- **DATA SHOWN**:
↓↓↓

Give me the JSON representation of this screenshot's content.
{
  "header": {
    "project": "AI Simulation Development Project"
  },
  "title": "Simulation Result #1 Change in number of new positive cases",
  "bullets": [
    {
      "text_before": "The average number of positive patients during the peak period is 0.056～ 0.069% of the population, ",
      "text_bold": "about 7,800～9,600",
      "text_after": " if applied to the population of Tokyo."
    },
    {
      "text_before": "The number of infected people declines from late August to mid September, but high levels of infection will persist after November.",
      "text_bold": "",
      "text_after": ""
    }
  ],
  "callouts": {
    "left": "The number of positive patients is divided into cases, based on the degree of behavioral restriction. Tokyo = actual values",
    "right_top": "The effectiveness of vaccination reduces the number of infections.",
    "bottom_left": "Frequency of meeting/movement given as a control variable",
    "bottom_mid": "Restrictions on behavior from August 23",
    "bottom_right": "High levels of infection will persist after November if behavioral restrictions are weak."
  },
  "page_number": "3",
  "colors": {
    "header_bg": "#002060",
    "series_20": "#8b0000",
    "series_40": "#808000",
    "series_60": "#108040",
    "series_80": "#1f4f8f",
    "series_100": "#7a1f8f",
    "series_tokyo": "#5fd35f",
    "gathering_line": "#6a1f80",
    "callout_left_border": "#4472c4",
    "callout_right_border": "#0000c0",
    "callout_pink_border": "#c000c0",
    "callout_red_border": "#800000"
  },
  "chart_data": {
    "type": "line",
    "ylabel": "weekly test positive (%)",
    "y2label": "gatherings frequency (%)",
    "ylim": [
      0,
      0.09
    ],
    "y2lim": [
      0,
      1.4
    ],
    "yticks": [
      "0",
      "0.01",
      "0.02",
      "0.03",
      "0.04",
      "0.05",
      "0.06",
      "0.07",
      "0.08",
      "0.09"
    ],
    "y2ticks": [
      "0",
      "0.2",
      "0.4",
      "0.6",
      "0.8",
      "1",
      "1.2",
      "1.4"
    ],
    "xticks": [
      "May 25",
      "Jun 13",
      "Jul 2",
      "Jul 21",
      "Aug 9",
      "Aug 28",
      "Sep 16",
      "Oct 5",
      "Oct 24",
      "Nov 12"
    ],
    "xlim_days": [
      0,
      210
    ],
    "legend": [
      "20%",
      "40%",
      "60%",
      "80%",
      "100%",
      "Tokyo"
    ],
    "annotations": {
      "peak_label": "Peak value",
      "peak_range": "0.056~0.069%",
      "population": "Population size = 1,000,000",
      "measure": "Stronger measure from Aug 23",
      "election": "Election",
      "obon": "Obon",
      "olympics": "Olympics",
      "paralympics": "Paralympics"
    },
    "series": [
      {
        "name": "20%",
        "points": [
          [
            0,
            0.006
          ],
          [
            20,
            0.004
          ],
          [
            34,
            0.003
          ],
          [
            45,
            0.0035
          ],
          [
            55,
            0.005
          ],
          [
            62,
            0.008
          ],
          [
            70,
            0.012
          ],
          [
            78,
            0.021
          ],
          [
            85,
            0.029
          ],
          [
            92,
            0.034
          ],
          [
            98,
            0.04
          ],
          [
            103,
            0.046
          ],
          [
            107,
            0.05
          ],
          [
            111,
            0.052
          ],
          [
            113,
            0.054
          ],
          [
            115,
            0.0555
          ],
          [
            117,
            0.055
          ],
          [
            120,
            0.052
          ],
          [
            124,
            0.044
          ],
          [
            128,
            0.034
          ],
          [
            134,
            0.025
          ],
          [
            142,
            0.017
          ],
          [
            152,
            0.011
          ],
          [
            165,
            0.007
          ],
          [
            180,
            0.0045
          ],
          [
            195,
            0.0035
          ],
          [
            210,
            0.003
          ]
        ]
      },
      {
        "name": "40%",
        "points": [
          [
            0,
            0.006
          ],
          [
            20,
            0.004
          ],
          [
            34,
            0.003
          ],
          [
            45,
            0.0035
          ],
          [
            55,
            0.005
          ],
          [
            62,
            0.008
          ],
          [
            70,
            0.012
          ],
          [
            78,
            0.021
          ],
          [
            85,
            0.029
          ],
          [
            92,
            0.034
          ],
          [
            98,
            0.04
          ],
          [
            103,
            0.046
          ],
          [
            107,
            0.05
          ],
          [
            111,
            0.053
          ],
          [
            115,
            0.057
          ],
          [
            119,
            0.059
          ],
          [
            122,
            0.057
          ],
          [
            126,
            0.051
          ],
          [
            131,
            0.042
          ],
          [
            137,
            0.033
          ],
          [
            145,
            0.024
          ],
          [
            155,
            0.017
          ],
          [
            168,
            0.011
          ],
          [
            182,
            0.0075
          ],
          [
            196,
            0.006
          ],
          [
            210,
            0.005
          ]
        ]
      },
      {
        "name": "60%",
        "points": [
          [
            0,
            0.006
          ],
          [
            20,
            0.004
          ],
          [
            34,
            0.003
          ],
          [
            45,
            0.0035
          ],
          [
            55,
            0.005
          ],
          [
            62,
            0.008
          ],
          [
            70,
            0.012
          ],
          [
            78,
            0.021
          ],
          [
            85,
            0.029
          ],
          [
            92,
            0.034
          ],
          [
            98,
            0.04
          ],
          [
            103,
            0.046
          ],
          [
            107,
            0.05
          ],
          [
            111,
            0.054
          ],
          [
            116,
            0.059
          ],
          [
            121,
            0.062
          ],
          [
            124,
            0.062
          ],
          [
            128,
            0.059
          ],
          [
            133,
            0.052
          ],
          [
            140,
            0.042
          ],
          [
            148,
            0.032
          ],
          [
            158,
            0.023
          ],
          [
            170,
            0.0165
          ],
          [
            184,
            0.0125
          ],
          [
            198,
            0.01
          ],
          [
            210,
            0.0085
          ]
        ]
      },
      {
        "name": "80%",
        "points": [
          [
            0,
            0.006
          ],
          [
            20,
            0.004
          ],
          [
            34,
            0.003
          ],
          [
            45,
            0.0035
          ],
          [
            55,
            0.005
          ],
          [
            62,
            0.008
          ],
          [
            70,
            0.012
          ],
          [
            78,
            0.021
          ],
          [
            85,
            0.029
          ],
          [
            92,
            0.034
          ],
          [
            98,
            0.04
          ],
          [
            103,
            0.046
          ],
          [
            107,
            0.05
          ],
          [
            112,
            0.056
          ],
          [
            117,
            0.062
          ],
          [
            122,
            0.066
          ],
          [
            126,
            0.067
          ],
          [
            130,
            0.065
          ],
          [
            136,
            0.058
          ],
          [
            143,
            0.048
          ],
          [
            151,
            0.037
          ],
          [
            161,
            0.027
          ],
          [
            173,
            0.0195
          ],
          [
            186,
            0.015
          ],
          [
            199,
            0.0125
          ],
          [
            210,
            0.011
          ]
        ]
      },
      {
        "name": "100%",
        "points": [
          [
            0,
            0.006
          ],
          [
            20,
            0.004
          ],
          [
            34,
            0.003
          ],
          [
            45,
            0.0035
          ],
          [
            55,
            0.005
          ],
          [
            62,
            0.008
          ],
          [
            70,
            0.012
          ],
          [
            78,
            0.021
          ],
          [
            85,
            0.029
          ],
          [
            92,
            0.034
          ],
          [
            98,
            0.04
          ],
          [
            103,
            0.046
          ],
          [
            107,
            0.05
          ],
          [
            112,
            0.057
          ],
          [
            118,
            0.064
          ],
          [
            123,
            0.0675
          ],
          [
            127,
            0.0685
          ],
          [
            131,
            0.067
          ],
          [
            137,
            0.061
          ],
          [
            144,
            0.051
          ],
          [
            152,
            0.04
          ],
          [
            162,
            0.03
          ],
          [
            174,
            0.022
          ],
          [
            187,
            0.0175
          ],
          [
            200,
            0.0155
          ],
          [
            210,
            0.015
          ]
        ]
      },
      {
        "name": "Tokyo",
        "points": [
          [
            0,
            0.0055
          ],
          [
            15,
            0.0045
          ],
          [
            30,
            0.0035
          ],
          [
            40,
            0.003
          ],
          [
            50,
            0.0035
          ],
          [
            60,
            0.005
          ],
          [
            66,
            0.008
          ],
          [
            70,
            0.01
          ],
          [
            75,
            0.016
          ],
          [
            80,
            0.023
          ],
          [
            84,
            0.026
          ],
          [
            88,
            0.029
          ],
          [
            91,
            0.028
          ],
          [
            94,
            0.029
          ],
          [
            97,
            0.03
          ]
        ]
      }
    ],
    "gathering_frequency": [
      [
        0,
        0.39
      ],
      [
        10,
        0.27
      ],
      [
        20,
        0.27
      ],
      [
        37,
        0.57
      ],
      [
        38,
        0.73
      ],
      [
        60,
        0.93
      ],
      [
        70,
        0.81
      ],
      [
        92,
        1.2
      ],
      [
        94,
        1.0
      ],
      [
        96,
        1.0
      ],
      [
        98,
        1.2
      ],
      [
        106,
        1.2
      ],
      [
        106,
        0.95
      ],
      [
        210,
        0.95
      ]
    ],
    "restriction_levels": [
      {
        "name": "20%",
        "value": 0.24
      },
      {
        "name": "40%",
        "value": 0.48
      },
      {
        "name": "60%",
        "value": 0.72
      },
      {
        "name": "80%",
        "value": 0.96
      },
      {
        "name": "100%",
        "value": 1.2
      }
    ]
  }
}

↑↑↑

- **WHAT YOU SHOULD DO**:
In the lines above, find each one with "population" and list it.

- **ANSWER**:
      "text_before": "The average number of positive patients during the peak period is 0.056～ 0.069% of the population, ",
      "text_after": " if applied to the population of Tokyo."
      "population": "Population size = 1,000,000",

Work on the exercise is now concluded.